Provided records:
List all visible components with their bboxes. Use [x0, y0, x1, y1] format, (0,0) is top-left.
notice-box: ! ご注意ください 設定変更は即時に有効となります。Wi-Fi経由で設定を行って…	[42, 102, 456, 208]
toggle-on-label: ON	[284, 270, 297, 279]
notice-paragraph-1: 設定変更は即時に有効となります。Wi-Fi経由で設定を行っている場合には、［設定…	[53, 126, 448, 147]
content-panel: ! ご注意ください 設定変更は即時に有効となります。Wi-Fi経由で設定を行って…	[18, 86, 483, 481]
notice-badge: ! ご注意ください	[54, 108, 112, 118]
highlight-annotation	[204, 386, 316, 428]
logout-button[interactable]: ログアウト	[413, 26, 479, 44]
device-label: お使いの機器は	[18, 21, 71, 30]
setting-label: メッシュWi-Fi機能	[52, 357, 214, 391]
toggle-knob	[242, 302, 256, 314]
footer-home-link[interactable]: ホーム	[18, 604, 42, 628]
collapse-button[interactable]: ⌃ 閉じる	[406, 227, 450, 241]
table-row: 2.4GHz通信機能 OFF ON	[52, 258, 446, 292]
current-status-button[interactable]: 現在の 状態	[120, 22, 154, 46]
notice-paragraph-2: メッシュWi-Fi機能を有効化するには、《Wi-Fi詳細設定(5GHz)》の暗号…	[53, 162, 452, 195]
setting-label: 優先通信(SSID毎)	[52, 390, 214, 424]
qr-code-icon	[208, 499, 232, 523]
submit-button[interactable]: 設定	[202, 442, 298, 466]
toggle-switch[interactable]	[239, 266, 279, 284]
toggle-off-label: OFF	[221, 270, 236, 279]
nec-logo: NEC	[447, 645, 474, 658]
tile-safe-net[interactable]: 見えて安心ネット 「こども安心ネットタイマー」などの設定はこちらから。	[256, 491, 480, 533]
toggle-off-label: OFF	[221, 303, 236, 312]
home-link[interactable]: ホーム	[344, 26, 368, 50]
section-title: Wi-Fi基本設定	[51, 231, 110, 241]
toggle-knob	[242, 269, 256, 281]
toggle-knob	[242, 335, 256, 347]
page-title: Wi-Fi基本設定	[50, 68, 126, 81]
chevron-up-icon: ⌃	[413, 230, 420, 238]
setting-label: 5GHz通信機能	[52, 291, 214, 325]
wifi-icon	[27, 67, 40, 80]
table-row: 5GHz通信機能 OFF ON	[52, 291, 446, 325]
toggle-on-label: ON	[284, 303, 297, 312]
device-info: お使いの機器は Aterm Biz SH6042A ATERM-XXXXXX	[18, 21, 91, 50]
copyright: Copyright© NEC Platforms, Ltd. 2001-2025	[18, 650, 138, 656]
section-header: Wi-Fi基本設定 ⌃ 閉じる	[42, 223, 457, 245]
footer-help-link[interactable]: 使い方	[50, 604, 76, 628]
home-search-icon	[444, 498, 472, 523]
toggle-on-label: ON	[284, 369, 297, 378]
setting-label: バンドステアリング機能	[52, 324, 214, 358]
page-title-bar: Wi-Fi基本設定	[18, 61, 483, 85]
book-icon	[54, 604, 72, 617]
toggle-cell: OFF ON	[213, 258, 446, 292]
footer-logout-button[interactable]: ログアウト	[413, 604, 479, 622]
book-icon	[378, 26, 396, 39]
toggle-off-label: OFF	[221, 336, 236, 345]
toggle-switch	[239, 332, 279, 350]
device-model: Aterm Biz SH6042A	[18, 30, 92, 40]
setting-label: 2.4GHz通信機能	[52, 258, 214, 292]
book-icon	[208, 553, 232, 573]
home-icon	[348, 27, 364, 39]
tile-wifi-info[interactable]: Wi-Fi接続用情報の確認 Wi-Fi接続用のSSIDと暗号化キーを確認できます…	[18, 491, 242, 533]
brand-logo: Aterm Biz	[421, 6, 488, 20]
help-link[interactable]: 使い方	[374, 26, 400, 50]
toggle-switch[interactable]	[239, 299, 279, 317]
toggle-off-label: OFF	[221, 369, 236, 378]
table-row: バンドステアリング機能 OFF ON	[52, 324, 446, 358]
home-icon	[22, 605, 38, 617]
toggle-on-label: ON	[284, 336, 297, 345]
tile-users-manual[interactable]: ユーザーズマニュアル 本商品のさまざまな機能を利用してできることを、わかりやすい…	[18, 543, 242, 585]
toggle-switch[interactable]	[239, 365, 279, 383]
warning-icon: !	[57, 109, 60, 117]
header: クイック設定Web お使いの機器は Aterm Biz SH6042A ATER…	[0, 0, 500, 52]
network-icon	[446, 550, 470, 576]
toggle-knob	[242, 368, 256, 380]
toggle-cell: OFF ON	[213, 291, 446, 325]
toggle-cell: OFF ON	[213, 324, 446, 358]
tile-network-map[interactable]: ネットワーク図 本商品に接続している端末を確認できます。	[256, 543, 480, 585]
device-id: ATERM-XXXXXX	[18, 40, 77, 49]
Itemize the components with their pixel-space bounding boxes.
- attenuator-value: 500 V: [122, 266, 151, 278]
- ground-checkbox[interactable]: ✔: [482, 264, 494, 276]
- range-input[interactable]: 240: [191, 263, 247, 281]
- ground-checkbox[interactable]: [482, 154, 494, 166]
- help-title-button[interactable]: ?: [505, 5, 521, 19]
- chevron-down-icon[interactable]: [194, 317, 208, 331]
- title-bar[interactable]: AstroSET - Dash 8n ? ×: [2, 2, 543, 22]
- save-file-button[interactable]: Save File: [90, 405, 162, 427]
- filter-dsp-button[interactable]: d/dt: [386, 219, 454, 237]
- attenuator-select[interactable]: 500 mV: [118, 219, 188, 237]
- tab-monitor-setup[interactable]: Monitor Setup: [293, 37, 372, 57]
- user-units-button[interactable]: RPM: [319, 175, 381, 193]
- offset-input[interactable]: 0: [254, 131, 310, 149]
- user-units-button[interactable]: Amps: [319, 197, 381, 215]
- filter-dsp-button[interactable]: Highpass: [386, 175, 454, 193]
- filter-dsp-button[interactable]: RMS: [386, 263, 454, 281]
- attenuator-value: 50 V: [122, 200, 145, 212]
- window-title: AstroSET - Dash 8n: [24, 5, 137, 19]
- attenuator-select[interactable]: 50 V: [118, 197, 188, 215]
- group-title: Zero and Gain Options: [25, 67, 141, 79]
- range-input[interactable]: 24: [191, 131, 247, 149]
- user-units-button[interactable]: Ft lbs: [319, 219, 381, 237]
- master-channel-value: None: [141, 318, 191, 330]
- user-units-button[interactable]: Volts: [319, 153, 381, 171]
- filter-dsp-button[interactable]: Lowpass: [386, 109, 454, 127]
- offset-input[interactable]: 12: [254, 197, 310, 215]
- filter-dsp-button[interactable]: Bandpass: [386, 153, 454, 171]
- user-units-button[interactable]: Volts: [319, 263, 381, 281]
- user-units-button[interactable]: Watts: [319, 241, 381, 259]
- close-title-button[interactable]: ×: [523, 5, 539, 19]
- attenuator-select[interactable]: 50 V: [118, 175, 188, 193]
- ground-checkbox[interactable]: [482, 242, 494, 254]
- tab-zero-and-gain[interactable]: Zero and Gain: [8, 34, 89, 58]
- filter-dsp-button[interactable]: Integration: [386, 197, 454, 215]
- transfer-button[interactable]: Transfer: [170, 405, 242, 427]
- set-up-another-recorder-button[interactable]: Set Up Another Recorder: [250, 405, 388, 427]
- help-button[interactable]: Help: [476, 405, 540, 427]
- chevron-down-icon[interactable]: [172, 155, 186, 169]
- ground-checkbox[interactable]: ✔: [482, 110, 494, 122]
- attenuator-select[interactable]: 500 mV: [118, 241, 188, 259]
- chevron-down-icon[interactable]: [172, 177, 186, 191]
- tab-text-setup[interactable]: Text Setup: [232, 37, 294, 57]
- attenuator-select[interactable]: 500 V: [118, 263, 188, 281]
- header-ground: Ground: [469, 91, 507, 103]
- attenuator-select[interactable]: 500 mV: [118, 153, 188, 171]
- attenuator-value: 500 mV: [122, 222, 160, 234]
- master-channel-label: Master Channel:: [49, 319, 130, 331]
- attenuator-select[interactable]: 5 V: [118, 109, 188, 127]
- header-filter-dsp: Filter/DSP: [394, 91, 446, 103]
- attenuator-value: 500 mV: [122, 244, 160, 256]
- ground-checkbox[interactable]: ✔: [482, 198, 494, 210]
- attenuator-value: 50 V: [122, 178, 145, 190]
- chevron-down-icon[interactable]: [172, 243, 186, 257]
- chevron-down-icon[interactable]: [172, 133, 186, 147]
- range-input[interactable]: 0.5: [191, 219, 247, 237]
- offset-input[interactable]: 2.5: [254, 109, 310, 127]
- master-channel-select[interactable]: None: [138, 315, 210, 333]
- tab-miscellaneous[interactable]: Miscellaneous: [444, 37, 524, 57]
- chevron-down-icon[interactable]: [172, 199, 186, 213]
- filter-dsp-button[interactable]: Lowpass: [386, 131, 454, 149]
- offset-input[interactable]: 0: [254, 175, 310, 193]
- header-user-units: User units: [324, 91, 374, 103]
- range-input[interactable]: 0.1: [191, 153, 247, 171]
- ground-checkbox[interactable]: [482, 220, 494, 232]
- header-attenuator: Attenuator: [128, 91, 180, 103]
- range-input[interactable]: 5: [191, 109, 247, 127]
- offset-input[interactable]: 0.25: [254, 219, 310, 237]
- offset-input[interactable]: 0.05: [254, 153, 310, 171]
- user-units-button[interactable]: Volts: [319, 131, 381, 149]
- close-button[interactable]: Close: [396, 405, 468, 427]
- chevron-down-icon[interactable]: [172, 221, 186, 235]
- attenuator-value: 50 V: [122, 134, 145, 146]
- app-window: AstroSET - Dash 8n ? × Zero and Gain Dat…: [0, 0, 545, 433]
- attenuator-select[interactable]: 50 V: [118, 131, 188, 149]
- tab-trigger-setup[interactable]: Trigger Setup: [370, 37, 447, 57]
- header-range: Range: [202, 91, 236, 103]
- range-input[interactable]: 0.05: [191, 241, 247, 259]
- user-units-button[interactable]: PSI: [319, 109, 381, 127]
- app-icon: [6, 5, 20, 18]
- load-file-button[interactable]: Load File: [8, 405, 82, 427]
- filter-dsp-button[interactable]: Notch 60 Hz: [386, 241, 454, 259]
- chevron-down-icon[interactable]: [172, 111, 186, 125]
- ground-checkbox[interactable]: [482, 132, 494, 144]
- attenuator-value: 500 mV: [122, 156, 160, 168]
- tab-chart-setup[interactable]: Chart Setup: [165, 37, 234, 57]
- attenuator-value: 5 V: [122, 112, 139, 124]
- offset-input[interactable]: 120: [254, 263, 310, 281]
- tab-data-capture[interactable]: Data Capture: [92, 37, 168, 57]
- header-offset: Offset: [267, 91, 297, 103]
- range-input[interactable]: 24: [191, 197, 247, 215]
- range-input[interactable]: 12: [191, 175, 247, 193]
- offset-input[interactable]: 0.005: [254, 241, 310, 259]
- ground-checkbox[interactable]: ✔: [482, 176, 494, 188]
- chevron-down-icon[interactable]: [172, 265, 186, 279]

Directions: Please write out the material above exactly, from its first line through the line containing "442, 298, 466]".

Written answer:
List all visible components with their bboxes. Use [x0, y0, x1, y1] format, (0,0) is top-left.
notice-box: ! ご注意ください 設定変更は即時に有効となります。Wi-Fi経由で設定を行って…	[42, 102, 456, 208]
toggle-on-label: ON	[284, 270, 297, 279]
notice-paragraph-1: 設定変更は即時に有効となります。Wi-Fi経由で設定を行っている場合には、［設定…	[53, 126, 448, 147]
content-panel: ! ご注意ください 設定変更は即時に有効となります。Wi-Fi経由で設定を行って…	[18, 86, 483, 481]
notice-badge: ! ご注意ください	[54, 108, 112, 118]
highlight-annotation	[204, 386, 316, 428]
logout-button[interactable]: ログアウト	[413, 26, 479, 44]
device-label: お使いの機器は	[18, 21, 71, 30]
setting-label: メッシュWi-Fi機能	[52, 357, 214, 391]
toggle-knob	[242, 302, 256, 314]
footer-home-link[interactable]: ホーム	[18, 604, 42, 628]
collapse-button[interactable]: ⌃ 閉じる	[406, 227, 450, 241]
table-row: 2.4GHz通信機能 OFF ON	[52, 258, 446, 292]
current-status-button[interactable]: 現在の 状態	[120, 22, 154, 46]
notice-paragraph-2: メッシュWi-Fi機能を有効化するには、《Wi-Fi詳細設定(5GHz)》の暗号…	[53, 162, 452, 195]
setting-label: 優先通信(SSID毎)	[52, 390, 214, 424]
qr-code-icon	[208, 499, 232, 523]
submit-button[interactable]: 設定	[202, 442, 298, 466]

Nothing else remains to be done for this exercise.